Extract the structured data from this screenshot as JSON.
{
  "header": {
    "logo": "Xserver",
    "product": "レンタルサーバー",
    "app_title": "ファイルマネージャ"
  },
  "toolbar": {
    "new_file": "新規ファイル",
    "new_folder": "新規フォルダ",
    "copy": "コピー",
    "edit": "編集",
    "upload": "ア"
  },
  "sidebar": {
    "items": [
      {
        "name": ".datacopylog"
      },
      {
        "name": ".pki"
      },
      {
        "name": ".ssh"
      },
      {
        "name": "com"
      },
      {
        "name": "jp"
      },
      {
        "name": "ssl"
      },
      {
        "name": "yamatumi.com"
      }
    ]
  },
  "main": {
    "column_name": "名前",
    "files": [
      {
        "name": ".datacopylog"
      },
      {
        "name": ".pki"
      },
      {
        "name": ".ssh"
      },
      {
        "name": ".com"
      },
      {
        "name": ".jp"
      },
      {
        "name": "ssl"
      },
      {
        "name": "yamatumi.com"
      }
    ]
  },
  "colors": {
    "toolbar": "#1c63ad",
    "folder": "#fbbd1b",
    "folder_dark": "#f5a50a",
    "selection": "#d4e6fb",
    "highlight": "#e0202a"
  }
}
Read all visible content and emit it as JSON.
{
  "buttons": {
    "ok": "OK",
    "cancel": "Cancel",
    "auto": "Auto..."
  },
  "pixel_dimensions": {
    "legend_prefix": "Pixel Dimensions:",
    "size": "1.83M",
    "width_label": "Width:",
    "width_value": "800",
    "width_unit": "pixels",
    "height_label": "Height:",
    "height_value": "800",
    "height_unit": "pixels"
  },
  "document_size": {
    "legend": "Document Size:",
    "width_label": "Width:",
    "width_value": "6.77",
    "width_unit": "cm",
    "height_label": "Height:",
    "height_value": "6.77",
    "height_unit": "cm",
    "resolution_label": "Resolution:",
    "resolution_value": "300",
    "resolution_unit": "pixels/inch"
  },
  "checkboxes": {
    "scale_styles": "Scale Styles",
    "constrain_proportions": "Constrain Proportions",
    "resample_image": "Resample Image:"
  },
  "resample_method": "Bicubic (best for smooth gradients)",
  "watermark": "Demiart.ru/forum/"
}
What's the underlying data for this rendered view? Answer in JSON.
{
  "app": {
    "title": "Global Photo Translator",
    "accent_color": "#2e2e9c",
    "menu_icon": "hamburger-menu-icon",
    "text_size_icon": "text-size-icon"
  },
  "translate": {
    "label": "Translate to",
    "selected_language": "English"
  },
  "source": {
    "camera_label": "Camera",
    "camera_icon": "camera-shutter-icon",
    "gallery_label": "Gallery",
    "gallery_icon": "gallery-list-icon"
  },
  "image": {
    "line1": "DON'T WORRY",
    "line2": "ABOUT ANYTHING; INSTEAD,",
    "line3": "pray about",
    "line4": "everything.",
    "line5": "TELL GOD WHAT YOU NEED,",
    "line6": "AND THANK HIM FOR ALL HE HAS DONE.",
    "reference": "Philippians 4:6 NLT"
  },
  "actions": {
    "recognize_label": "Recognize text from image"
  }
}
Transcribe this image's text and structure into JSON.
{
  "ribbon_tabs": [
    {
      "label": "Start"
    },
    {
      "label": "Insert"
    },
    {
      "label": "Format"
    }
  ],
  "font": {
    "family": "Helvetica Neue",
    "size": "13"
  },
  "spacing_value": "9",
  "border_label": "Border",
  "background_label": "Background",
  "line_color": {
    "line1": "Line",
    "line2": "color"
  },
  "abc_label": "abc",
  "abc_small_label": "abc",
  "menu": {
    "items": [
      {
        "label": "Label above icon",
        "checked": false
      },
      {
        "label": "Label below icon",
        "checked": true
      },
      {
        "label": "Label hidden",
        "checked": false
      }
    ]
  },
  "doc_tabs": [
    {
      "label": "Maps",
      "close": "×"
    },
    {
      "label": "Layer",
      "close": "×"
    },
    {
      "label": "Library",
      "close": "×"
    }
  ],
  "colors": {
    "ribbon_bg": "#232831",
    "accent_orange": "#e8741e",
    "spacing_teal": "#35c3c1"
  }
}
-=-=-=-=-
__What to produce__.
From the records above, please extract every line and repeat it exactly.

__The reply__.
Extract the structured data from this screenshot as JSON.
{
  "header": {
    "logo": "Xserver",
    "product": "レンタルサーバー",
    "app_title": "ファイルマネージャ"
  },
  "toolbar": {
    "new_file": "新規ファイル",
    "new_folder": "新規フォルダ",
    "copy": "コピー",
    "edit": "編集",
    "upload": "ア"
  },
  "sidebar": {
    "items": [
      {
        "name": ".datacopylog"
      },
      {
        "name": ".pki"
      },
      {
        "name": ".ssh"
      },
      {
        "name": "com"
      },
      {
        "name": "jp"
      },
      {
        "name": "ssl"
      },
      {
        "name": "yamatumi.com"
      }
    ]
  },
  "main": {
    "column_name": "名前",
    "files": [
      {
        "name": ".datacopylog"
      },
      {
        "name": ".pki"
      },
      {
        "name": ".ssh"
      },
      {
        "name": ".com"
      },
      {
        "name": ".jp"
      },
      {
        "name": "ssl"
      },
      {
        "name": "yamatumi.com"
      }
    ]
  },
  "colors": {
    "toolbar": "#1c63ad",
    "folder": "#fbbd1b",
    "folder_dark": "#f5a50a",
    "selection": "#d4e6fb",
    "highlight": "#e0202a"
  }
}
Read all visible content and emit it as JSON.
{
  "buttons": {
    "ok": "OK",
    "cancel": "Cancel",
    "auto": "Auto..."
  },
  "pixel_dimensions": {
    "legend_prefix": "Pixel Dimensions:",
    "size": "1.83M",
    "width_label": "Width:",
    "width_value": "800",
    "width_unit": "pixels",
    "height_label": "Height:",
    "height_value": "800",
    "height_unit": "pixels"
  },
  "document_size": {
    "legend": "Document Size:",
    "width_label": "Width:",
    "width_value": "6.77",
    "width_unit": "cm",
    "height_label": "Height:",
    "height_value": "6.77",
    "height_unit": "cm",
    "resolution_label": "Resolution:",
    "resolution_value": "300",
    "resolution_unit": "pixels/inch"
  },
  "checkboxes": {
    "scale_styles": "Scale Styles",
    "constrain_proportions": "Constrain Proportions",
    "resample_image": "Resample Image:"
  },
  "resample_method": "Bicubic (best for smooth gradients)",
  "watermark": "Demiart.ru/forum/"
}
What's the underlying data for this rendered view? Answer in JSON.
{
  "app": {
    "title": "Global Photo Translator",
    "accent_color": "#2e2e9c",
    "menu_icon": "hamburger-menu-icon",
    "text_size_icon": "text-size-icon"
  },
  "translate": {
    "label": "Translate to",
    "selected_language": "English"
  },
  "source": {
    "camera_label": "Camera",
    "camera_icon": "camera-shutter-icon",
    "gallery_label": "Gallery",
    "gallery_icon": "gallery-list-icon"
  },
  "image": {
    "line1": "DON'T WORRY",
    "line2": "ABOUT ANYTHING; INSTEAD,",
    "line3": "pray about",
    "line4": "everything.",
    "line5": "TELL GOD WHAT YOU NEED,",
    "line6": "AND THANK HIM FOR ALL HE HAS DONE.",
    "reference": "Philippians 4:6 NLT"
  },
  "actions": {
    "recognize_label": "Recognize text from image"
  }
}
Transcribe this image's text and structure into JSON.
{
  "ribbon_tabs": [
    {
      "label": "Start"
    },
    {
      "label": "Insert"
    },
    {
      "label": "Format"
    }
  ],
  "font": {
    "family": "Helvetica Neue",
    "size": "13"
  },
  "spacing_value": "9",
  "border_label": "Border",
  "background_label": "Background",
  "line_color": {
    "line1": "Line",
    "line2": "color"
  },
  "abc_label": "abc",
  "abc_small_label": "abc",
  "menu": {
    "items": [
      {
        "label": "Label above icon",
        "checked": false
      },
      {
        "label": "Label below icon",
        "checked": true
      },
      {
        "label": "Label hidden",
        "checked": false
      }
    ]
  },
  "doc_tabs": [
    {
      "label": "Maps",
      "close": "×"
    },
    {
      "label": "Layer",
      "close": "×"
    },
    {
      "label": "Library",
      "close": "×"
    }
  ],
  "colors": {
    "ribbon_bg": "#232831",
    "accent_orange": "#e8741e",
    "spacing_teal": "#35c3c1"
  }
}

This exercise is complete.